▸ Problem: Using the records below, give the number of lines where the word "证券投资" appears, with no further output.

[Dataset entries]
»»
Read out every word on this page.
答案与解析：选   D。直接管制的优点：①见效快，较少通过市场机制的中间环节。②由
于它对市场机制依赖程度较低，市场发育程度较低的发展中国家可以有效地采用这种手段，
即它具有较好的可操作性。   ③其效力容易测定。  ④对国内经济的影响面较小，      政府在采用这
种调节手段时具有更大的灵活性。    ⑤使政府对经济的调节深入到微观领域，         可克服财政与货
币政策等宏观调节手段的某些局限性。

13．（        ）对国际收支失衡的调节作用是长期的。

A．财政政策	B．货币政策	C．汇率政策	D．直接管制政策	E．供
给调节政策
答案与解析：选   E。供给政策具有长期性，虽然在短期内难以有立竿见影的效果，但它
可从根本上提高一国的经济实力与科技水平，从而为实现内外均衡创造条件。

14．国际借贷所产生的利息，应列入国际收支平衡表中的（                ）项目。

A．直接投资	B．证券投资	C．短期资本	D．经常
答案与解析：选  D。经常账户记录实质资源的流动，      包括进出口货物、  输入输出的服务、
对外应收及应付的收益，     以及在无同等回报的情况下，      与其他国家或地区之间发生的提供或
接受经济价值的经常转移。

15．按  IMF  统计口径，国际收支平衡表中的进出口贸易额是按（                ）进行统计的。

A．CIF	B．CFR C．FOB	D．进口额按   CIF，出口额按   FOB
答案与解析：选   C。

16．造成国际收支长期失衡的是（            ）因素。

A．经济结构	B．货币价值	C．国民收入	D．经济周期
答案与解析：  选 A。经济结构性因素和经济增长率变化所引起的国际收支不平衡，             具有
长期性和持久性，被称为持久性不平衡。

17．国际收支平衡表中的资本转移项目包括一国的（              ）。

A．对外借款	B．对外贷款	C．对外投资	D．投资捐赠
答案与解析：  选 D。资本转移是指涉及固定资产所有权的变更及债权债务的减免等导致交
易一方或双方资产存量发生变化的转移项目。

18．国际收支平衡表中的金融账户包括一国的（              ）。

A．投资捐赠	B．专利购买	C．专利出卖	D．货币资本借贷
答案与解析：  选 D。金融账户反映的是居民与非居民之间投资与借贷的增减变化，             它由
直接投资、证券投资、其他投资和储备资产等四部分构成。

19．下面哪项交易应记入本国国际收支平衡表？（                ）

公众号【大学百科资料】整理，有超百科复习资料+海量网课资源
««
▸ Answer to the problem: 2